**EXERCISE:**
Copy the data exactly as it appears, and do not include any pictures.

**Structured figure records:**
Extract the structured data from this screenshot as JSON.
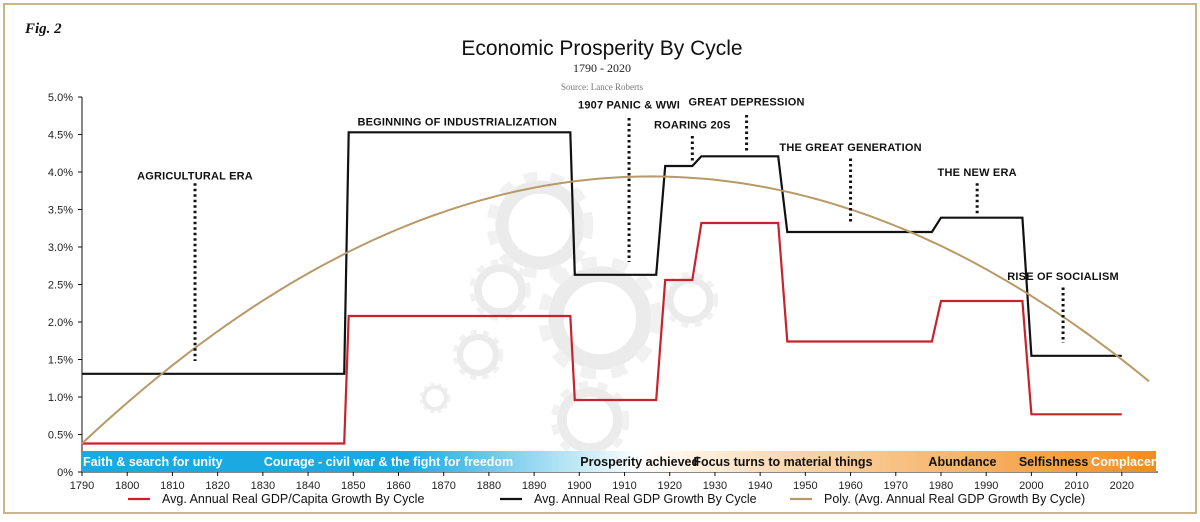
{
  "figure_label": "Fig. 2",
  "colors": {
    "per_capita": "#c8232c",
    "gdp": "#111111",
    "poly": "#b89a68",
    "frame": "#c9b58e",
    "band_left": "#1ba9e1",
    "band_mid": "#ffffff",
    "band_right": "#f28c1e"
  },
  "chart_data": {
    "type": "line",
    "title": "Economic Prosperity By Cycle",
    "subtitle": "1790 - 2020",
    "source": "Source: Lance Roberts",
    "xlim": [
      1790,
      2028
    ],
    "ylim": [
      0,
      5.0
    ],
    "x_ticks": [
      1790,
      1800,
      1810,
      1820,
      1830,
      1840,
      1850,
      1860,
      1870,
      1880,
      1890,
      1900,
      1910,
      1920,
      1930,
      1940,
      1950,
      1960,
      1970,
      1980,
      1990,
      2000,
      2010,
      2020
    ],
    "y_ticks": [
      {
        "value": 0,
        "label": "0%"
      },
      {
        "value": 0.5,
        "label": "0.5%"
      },
      {
        "value": 1.0,
        "label": "1.0%"
      },
      {
        "value": 1.5,
        "label": "1.5%"
      },
      {
        "value": 2.0,
        "label": "2.0%"
      },
      {
        "value": 2.5,
        "label": "2.5%"
      },
      {
        "value": 3.0,
        "label": "3.0%"
      },
      {
        "value": 3.5,
        "label": "3.5%"
      },
      {
        "value": 4.0,
        "label": "4.0%"
      },
      {
        "value": 4.5,
        "label": "4.5%"
      },
      {
        "value": 5.0,
        "label": "5.0%"
      }
    ],
    "grid": false,
    "legend_position": "bottom",
    "series": [
      {
        "name": "Avg. Annual Real GDP/Capita Growth By Cycle",
        "color_key": "per_capita",
        "points": [
          [
            1790,
            0.38
          ],
          [
            1848,
            0.38
          ],
          [
            1849,
            2.08
          ],
          [
            1898,
            2.08
          ],
          [
            1899,
            0.96
          ],
          [
            1917,
            0.96
          ],
          [
            1919,
            2.56
          ],
          [
            1925,
            2.56
          ],
          [
            1927,
            3.32
          ],
          [
            1944,
            3.32
          ],
          [
            1946,
            1.74
          ],
          [
            1978,
            1.74
          ],
          [
            1980,
            2.28
          ],
          [
            1998,
            2.28
          ],
          [
            2000,
            0.77
          ],
          [
            2020,
            0.77
          ]
        ]
      },
      {
        "name": "Avg. Annual Real GDP Growth By Cycle",
        "color_key": "gdp",
        "points": [
          [
            1790,
            1.31
          ],
          [
            1848,
            1.31
          ],
          [
            1849,
            4.53
          ],
          [
            1898,
            4.53
          ],
          [
            1899,
            2.63
          ],
          [
            1917,
            2.63
          ],
          [
            1919,
            4.08
          ],
          [
            1925,
            4.08
          ],
          [
            1927,
            4.21
          ],
          [
            1944,
            4.21
          ],
          [
            1946,
            3.2
          ],
          [
            1978,
            3.2
          ],
          [
            1980,
            3.39
          ],
          [
            1998,
            3.39
          ],
          [
            2000,
            1.55
          ],
          [
            2020,
            1.55
          ]
        ]
      },
      {
        "name": "Poly. (Avg. Annual Real GDP Growth By Cycle)",
        "color_key": "poly",
        "curve": "quadratic",
        "anchors": [
          [
            1790,
            0.38
          ],
          [
            1914,
            3.94
          ],
          [
            2027,
            1.16
          ]
        ]
      }
    ],
    "annotations": [
      {
        "label": "AGRICULTURAL ERA",
        "x": 1815,
        "y_text": 3.9,
        "y_top": 3.85,
        "y_bottom": 1.48
      },
      {
        "label": "BEGINNING OF INDUSTRIALIZATION",
        "x": 1873,
        "y_text": 4.62,
        "y_top": null,
        "y_bottom": null
      },
      {
        "label": "1907 PANIC & WWI",
        "x": 1911,
        "y_text": 4.85,
        "y_top": 4.72,
        "y_bottom": 2.8
      },
      {
        "label": "ROARING 20S",
        "x": 1925,
        "y_text": 4.58,
        "y_top": 4.48,
        "y_bottom": 4.13
      },
      {
        "label": "GREAT DEPRESSION",
        "x": 1937,
        "y_text": 4.89,
        "y_top": 4.76,
        "y_bottom": 4.28
      },
      {
        "label": "THE GREAT GENERATION",
        "x": 1960,
        "y_text": 4.28,
        "y_top": 4.18,
        "y_bottom": 3.3
      },
      {
        "label": "THE NEW ERA",
        "x": 1988,
        "y_text": 3.95,
        "y_top": 3.85,
        "y_bottom": 3.45
      },
      {
        "label": "RISE OF SOCIALISM",
        "x": 2007,
        "y_text": 2.56,
        "y_top": 2.46,
        "y_bottom": 1.72
      }
    ],
    "phase_band": [
      {
        "label": "Faith & search for unity",
        "x": 1790
      },
      {
        "label": "Courage - civil war & the fight for freedom",
        "x": 1830
      },
      {
        "label": "Prosperity achieved",
        "x": 1900
      },
      {
        "label": "Focus turns to material things",
        "x": 1925
      },
      {
        "label": "Abundance",
        "x": 1977
      },
      {
        "label": "Selfishness",
        "x": 1997
      },
      {
        "label": "Complacency",
        "x": 2013
      }
    ]
  }
}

**EXERCISE RESPONSE:**
Extract the structured data from this screenshot as JSON.
{
  "figure_label": "Fig. 2",
  "colors": {
    "per_capita": "#c8232c",
    "gdp": "#111111",
    "poly": "#b89a68",
    "frame": "#c9b58e",
    "band_left": "#1ba9e1",
    "band_mid": "#ffffff",
    "band_right": "#f28c1e"
  },
  "chart_data": {
    "type": "line",
    "title": "Economic Prosperity By Cycle",
    "subtitle": "1790 - 2020",
    "source": "Source: Lance Roberts",
    "xlim": [
      1790,
      2028
    ],
    "ylim": [
      0,
      5.0
    ],
    "x_ticks": [
      1790,
      1800,
      1810,
      1820,
      1830,
      1840,
      1850,
      1860,
      1870,
      1880,
      1890,
      1900,
      1910,
      1920,
      1930,
      1940,
      1950,
      1960,
      1970,
      1980,
      1990,
      2000,
      2010,
      2020
    ],
    "y_ticks": [
      {
        "value": 0,
        "label": "0%"
      },
      {
        "value": 0.5,
        "label": "0.5%"
      },
      {
        "value": 1.0,
        "label": "1.0%"
      },
      {
        "value": 1.5,
        "label": "1.5%"
      },
      {
        "value": 2.0,
        "label": "2.0%"
      },
      {
        "value": 2.5,
        "label": "2.5%"
      },
      {
        "value": 3.0,
        "label": "3.0%"
      },
      {
        "value": 3.5,
        "label": "3.5%"
      },
      {
        "value": 4.0,
        "label": "4.0%"
      },
      {
        "value": 4.5,
        "label": "4.5%"
      },
      {
        "value": 5.0,
        "label": "5.0%"
      }
    ],
    "grid": false,
    "legend_position": "bottom",
    "series": [
      {
        "name": "Avg. Annual Real GDP/Capita Growth By Cycle",
        "color_key": "per_capita",
        "points": [
          [
            1790,
            0.38
          ],
          [
            1848,
            0.38
          ],
          [
            1849,
            2.08
          ],
          [
            1898,
            2.08
          ],
          [
            1899,
            0.96
          ],
          [
            1917,
            0.96
          ],
          [
            1919,
            2.56
          ],
          [
            1925,
            2.56
          ],
          [
            1927,
            3.32
          ],
          [
            1944,
            3.32
          ],
          [
            1946,
            1.74
          ],
          [
            1978,
            1.74
          ],
          [
            1980,
            2.28
          ],
          [
            1998,
            2.28
          ],
          [
            2000,
            0.77
          ],
          [
            2020,
            0.77
          ]
        ]
      },
      {
        "name": "Avg. Annual Real GDP Growth By Cycle",
        "color_key": "gdp",
        "points": [
          [
            1790,
            1.31
          ],
          [
            1848,
            1.31
          ],
          [
            1849,
            4.53
          ],
          [
            1898,
            4.53
          ],
          [
            1899,
            2.63
          ],
          [
            1917,
            2.63
          ],
          [
            1919,
            4.08
          ],
          [
            1925,
            4.08
          ],
          [
            1927,
            4.21
          ],
          [
            1944,
            4.21
          ],
          [
            1946,
            3.2
          ],
          [
            1978,
            3.2
          ],
          [
            1980,
            3.39
          ],
          [
            1998,
            3.39
          ],
          [
            2000,
            1.55
          ],
          [
            2020,
            1.55
          ]
        ]
      },
      {
        "name": "Poly. (Avg. Annual Real GDP Growth By Cycle)",
        "color_key": "poly",
        "curve": "quadratic",
        "anchors": [
          [
            1790,
            0.38
          ],
          [
            1914,
            3.94
          ],
          [
            2027,
            1.16
          ]
        ]
      }
    ],
    "annotations": [
      {
        "label": "AGRICULTURAL ERA",
        "x": 1815,
        "y_text": 3.9,
        "y_top": 3.85,
        "y_bottom": 1.48
      },
      {
        "label": "BEGINNING OF INDUSTRIALIZATION",
        "x": 1873,
        "y_text": 4.62,
        "y_top": null,
        "y_bottom": null
      },
      {
        "label": "1907 PANIC & WWI",
        "x": 1911,
        "y_text": 4.85,
        "y_top": 4.72,
        "y_bottom": 2.8
      },
      {
        "label": "ROARING 20S",
        "x": 1925,
        "y_text": 4.58,
        "y_top": 4.48,
        "y_bottom": 4.13
      },
      {
        "label": "GREAT DEPRESSION",
        "x": 1937,
        "y_text": 4.89,
        "y_top": 4.76,
        "y_bottom": 4.28
      },
      {
        "label": "THE GREAT GENERATION",
        "x": 1960,
        "y_text": 4.28,
        "y_top": 4.18,
        "y_bottom": 3.3
      },
      {
        "label": "THE NEW ERA",
        "x": 1988,
        "y_text": 3.95,
        "y_top": 3.85,
        "y_bottom": 3.45
      },
      {
        "label": "RISE OF SOCIALISM",
        "x": 2007,
        "y_text": 2.56,
        "y_top": 2.46,
        "y_bottom": 1.72
      }
    ],
    "phase_band": [
      {
        "label": "Faith & search for unity",
        "x": 1790
      },
      {
        "label": "Courage - civil war & the fight for freedom",
        "x": 1830
      },
      {
        "label": "Prosperity achieved",
        "x": 1900
      },
      {
        "label": "Focus turns to material things",
        "x": 1925
      },
      {
        "label": "Abundance",
        "x": 1977
      },
      {
        "label": "Selfishness",
        "x": 1997
      },
      {
        "label": "Complacency",
        "x": 2013
      }
    ]
  }
}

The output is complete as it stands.